Given exercise: Reproduce the entries starting at the line containing "curve-label-rest: FC [938,85,962,105]" and ending at the line containing "fan-curve [84,109,922,536]", switching "Cooling Mode" to "Boost Mode" and leaving everything else unchanged.
━━━━━━━━━━━━━━━━━━━━
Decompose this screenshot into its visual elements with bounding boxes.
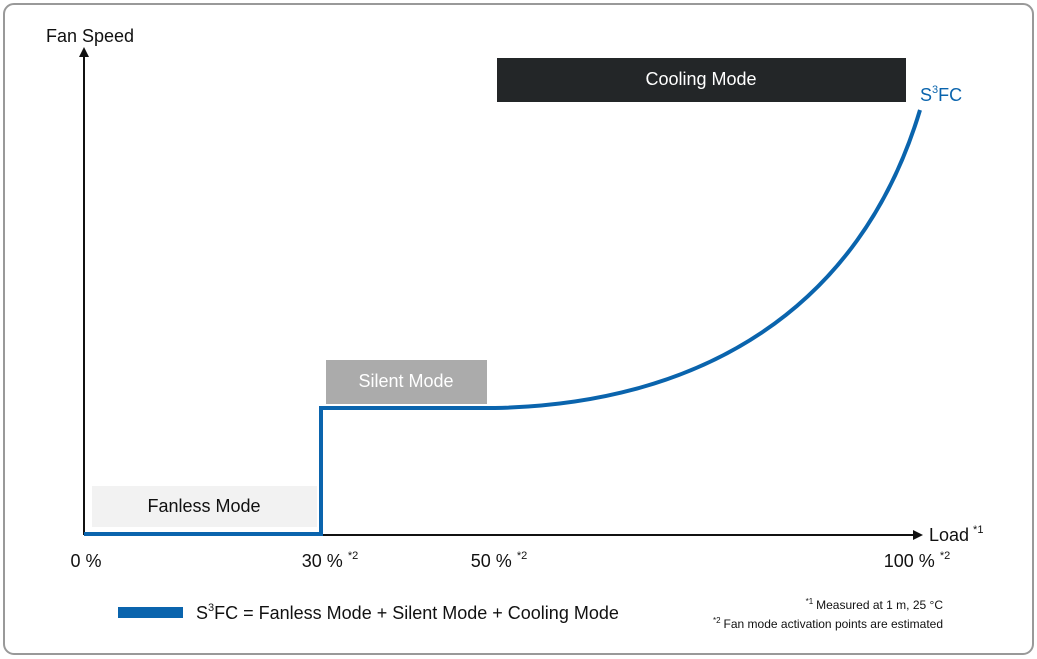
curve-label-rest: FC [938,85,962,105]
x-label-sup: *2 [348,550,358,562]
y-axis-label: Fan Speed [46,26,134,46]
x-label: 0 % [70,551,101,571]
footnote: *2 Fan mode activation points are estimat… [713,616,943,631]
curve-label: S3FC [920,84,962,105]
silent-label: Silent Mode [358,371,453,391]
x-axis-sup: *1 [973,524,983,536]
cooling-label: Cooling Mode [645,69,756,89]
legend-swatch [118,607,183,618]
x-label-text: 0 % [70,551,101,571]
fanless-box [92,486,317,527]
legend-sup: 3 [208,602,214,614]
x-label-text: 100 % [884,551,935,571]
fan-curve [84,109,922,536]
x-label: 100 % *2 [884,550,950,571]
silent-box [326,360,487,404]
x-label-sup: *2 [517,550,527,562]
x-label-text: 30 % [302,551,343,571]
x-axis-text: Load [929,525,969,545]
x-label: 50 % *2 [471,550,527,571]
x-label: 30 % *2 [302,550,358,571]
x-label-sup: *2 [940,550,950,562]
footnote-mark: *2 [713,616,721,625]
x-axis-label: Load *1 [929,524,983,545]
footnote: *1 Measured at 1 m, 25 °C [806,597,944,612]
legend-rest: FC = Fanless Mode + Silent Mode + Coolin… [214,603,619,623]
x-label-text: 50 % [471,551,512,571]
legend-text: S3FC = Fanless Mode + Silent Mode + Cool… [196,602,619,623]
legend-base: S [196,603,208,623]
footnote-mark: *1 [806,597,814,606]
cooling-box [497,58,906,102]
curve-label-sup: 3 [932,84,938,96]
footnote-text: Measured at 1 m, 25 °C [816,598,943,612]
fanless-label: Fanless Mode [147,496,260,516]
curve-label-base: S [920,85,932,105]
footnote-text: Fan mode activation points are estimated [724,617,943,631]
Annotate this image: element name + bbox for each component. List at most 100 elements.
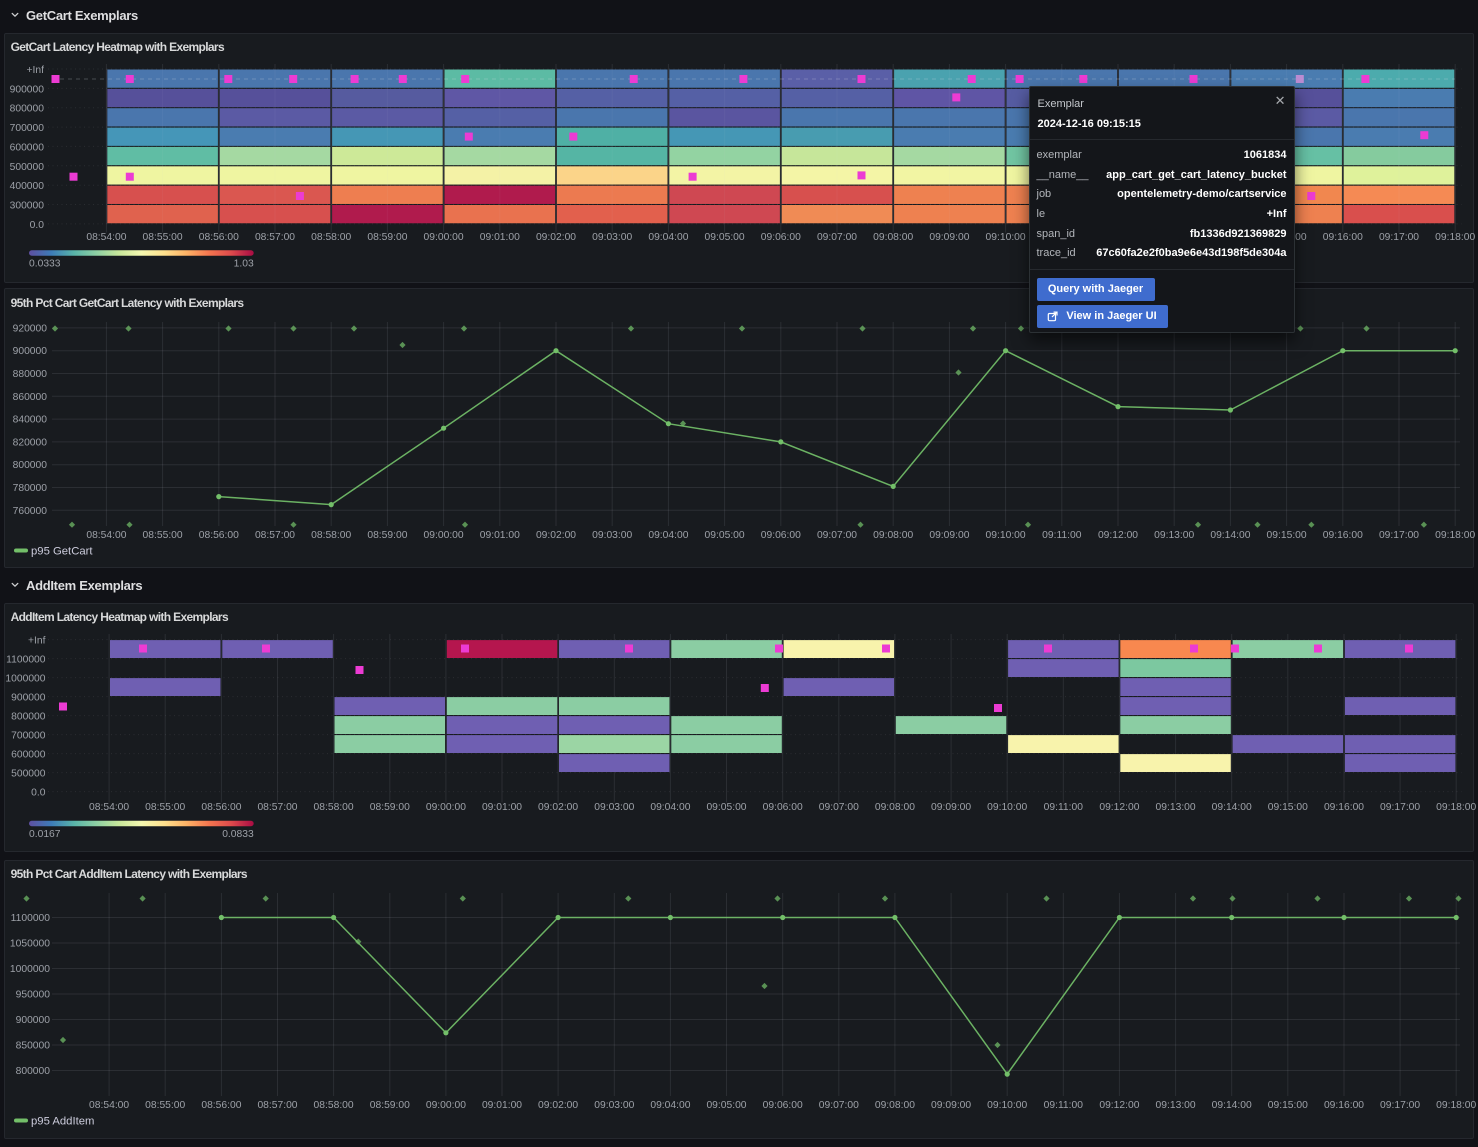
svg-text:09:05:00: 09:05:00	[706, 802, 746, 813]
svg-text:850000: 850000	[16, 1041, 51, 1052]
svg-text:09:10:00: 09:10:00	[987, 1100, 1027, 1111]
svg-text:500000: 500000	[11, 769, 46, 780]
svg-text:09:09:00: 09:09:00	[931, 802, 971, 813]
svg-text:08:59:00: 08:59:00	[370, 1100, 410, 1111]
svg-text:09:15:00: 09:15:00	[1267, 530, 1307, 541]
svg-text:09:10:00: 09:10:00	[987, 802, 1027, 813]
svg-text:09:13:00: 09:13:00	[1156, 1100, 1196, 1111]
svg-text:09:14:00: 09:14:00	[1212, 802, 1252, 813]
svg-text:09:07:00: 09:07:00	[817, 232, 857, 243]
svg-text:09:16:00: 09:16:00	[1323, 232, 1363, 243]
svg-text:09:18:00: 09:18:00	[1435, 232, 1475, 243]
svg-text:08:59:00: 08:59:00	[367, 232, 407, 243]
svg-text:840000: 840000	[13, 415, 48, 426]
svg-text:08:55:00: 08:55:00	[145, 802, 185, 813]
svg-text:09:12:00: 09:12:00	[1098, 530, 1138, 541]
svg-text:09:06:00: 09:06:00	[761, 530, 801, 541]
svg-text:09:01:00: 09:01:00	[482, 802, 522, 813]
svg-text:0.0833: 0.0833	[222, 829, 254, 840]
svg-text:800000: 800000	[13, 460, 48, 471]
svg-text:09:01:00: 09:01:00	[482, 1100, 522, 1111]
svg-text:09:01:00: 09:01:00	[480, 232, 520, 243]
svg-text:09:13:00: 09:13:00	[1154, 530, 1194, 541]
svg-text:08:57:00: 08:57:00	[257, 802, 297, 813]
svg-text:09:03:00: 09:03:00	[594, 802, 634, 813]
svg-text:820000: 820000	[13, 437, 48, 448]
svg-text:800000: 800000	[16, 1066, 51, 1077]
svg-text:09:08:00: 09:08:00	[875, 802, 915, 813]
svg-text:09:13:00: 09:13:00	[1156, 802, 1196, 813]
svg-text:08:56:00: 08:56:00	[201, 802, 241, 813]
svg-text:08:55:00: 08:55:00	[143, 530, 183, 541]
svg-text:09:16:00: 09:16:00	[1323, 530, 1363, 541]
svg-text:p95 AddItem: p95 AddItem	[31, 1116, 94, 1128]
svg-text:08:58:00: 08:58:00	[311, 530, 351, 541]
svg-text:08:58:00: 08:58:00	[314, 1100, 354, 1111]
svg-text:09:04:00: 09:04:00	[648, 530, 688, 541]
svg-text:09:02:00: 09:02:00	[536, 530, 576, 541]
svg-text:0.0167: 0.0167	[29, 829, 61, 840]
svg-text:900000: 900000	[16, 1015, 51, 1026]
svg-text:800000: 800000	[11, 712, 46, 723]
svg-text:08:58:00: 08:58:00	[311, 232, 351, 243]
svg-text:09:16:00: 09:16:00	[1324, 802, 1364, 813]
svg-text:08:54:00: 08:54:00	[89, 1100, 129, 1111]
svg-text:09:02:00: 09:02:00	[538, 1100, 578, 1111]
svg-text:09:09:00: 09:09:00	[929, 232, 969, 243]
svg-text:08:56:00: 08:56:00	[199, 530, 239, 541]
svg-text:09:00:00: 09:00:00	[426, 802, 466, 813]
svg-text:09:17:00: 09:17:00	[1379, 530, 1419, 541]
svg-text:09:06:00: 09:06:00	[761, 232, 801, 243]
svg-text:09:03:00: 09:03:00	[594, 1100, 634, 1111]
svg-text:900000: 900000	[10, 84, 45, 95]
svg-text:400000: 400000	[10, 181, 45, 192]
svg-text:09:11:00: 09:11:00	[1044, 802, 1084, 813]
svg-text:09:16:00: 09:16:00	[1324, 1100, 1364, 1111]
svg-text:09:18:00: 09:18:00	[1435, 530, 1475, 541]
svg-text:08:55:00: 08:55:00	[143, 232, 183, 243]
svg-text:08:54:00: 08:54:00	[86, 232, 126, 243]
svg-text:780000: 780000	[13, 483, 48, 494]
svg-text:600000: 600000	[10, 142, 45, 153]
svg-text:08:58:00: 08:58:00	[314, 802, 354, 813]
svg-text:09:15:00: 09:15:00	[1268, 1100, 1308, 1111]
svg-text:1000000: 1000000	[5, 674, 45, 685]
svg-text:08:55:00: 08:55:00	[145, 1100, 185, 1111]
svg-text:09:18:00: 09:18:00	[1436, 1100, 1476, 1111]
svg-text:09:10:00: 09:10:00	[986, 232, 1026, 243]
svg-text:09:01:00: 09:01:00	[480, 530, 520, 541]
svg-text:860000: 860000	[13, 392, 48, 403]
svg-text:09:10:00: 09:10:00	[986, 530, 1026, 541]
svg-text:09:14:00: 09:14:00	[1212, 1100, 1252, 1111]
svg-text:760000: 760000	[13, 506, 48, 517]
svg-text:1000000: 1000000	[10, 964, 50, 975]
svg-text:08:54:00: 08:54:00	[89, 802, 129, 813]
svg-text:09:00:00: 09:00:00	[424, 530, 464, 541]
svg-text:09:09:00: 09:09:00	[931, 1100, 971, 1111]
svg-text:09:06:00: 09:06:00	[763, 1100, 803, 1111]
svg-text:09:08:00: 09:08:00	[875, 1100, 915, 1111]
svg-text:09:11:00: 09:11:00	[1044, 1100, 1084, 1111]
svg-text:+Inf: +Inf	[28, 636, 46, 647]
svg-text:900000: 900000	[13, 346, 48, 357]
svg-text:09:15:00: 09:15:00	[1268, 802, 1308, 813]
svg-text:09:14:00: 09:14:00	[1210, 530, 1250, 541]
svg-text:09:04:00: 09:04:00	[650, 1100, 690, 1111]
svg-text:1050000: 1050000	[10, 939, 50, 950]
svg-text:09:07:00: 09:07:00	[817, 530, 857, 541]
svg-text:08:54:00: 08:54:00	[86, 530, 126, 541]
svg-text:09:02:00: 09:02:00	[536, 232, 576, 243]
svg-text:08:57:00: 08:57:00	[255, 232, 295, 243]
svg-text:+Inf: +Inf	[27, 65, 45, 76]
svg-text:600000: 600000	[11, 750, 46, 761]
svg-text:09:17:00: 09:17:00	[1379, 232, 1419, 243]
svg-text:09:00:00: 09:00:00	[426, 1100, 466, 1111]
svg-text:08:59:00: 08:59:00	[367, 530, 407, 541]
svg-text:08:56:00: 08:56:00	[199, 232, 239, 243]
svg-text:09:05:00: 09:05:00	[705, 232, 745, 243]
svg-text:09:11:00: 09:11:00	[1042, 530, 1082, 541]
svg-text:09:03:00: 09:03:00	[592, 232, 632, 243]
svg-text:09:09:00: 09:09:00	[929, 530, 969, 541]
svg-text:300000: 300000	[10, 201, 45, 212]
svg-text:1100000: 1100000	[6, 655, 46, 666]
━━━━━━━━━━━━━━━━━━━━
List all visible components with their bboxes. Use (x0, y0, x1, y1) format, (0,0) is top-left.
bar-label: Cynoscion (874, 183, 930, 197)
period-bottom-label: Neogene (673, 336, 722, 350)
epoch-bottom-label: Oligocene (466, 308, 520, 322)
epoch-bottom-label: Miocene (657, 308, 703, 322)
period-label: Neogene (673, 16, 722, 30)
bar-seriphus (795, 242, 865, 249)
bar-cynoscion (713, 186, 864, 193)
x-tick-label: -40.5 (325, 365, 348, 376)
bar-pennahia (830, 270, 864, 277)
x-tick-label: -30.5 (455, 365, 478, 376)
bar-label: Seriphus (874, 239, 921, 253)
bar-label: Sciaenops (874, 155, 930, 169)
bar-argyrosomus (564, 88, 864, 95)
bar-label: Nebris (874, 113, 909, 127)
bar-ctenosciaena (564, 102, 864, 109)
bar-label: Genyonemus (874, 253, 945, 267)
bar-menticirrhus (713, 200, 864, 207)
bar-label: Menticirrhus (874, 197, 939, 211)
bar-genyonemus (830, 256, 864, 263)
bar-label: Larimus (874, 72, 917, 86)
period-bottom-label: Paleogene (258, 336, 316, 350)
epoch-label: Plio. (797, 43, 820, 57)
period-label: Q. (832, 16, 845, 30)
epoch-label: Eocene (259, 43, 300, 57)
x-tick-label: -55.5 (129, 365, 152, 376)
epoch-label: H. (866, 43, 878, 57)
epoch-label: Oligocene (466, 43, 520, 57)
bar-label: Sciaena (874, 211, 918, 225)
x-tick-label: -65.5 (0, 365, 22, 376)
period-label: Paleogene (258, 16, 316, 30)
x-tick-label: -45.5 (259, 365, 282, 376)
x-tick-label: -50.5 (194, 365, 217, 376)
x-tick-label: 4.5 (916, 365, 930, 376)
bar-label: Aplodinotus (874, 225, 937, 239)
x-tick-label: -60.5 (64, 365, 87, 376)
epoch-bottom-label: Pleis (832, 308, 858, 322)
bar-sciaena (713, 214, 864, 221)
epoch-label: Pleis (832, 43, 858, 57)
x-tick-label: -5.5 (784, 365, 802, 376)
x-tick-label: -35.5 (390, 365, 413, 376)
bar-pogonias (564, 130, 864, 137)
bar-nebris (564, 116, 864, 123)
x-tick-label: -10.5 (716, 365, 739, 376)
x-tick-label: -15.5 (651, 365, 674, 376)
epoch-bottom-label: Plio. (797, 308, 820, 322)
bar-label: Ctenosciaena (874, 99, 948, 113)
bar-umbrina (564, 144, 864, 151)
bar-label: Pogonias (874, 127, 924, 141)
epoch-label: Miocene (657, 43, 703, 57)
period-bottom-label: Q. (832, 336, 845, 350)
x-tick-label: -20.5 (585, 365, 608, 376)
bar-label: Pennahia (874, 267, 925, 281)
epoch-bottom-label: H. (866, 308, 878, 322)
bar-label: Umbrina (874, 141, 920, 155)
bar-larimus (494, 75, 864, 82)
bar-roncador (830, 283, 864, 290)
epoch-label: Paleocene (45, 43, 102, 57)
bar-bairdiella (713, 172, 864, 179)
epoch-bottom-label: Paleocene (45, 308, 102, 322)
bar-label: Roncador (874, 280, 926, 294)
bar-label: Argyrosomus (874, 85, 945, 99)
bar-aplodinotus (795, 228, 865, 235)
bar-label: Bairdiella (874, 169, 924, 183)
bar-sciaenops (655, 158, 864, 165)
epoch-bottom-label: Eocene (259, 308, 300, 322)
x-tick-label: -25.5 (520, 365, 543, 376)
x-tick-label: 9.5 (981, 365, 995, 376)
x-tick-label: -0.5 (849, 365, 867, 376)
━━━━━━━━━━━━━━━━━━━━
Written response:
curve-label-rest: FC [938,85,962,105]
x-label-sup: *2 [348,550,358,562]
y-axis-label: Fan Speed [46,26,134,46]
x-label: 0 % [70,551,101,571]
footnote: *2 Fan mode activation points are estimat… [713,616,943,631]
curve-label: S3FC [920,84,962,105]
silent-label: Silent Mode [358,371,453,391]
x-axis-sup: *1 [973,524,983,536]
cooling-label: Boost Mode [645,69,756,89]
legend-swatch [118,607,183,618]
x-label-text: 0 % [70,551,101,571]
fanless-box [92,486,317,527]
legend-sup: 3 [208,602,214,614]
x-label-text: 100 % [884,551,935,571]
fan-curve [84,109,922,536]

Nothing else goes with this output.